= What this task involves =
Scan the listing below. Report each line that includes "скоростей".
━━━━━ Data ━━━━━
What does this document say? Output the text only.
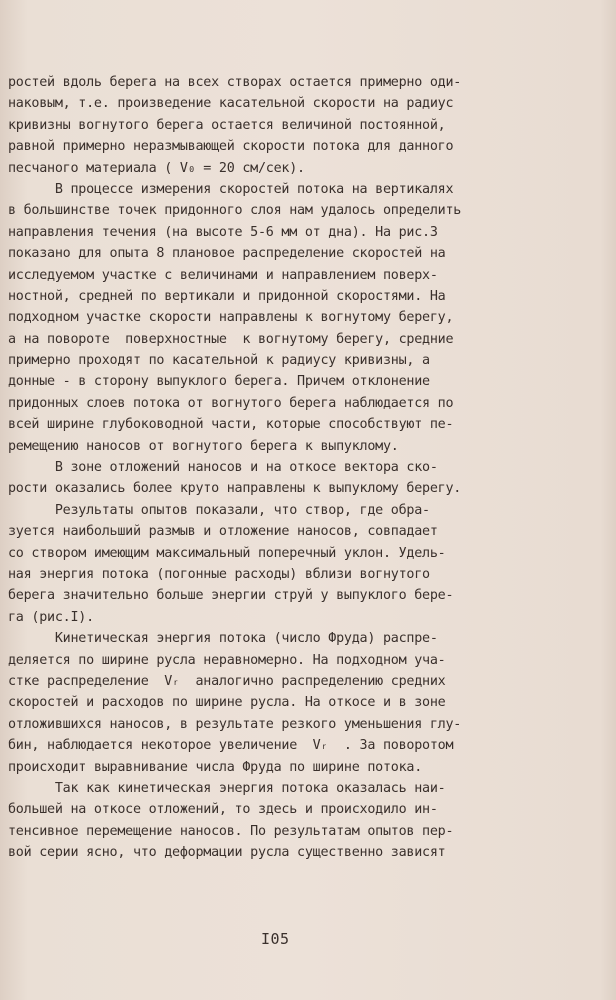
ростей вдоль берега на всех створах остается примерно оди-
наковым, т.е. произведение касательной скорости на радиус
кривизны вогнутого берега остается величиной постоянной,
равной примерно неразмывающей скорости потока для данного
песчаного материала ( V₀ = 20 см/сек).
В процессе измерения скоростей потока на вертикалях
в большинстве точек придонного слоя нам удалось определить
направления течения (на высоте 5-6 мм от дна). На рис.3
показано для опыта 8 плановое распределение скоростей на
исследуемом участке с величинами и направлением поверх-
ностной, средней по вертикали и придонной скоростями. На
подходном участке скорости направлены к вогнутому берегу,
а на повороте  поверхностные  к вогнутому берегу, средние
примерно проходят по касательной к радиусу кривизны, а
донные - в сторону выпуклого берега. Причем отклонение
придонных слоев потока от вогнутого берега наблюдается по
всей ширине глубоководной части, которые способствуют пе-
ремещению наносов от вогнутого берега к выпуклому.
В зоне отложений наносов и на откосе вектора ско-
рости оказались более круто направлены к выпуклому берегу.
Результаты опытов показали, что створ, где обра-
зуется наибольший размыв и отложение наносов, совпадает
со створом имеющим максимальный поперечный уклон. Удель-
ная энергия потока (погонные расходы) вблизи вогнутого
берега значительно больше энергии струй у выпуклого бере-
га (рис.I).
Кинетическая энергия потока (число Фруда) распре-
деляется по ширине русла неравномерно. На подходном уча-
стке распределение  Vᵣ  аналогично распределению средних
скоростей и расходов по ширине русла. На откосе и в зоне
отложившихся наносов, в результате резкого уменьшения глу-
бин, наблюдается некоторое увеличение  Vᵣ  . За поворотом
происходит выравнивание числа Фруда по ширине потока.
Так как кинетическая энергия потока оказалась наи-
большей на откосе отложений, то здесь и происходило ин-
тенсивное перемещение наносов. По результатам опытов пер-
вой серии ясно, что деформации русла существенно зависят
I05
━━━━━
━━━━━ Data ━━━━━
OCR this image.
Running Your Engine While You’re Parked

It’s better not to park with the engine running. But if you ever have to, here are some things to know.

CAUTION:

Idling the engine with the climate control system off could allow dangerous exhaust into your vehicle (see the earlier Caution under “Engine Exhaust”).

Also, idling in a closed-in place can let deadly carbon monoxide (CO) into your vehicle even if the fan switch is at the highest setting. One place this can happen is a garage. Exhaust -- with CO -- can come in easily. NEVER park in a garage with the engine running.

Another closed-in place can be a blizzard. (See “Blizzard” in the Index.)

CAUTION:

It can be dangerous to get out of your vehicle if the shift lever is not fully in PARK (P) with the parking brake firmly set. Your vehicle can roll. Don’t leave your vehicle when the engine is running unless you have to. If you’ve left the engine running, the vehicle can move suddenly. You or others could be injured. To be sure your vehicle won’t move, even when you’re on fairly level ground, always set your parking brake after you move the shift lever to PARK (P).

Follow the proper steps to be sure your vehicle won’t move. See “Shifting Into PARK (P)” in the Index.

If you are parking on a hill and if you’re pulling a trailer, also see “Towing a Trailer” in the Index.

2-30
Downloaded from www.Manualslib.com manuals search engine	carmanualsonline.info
━━━━━
= Complete output =
В процессе измерения скоростей потока на вертикалях
показано для опыта 8 плановое распределение скоростей на
скоростей и расходов по ширине русла. На откосе и в зоне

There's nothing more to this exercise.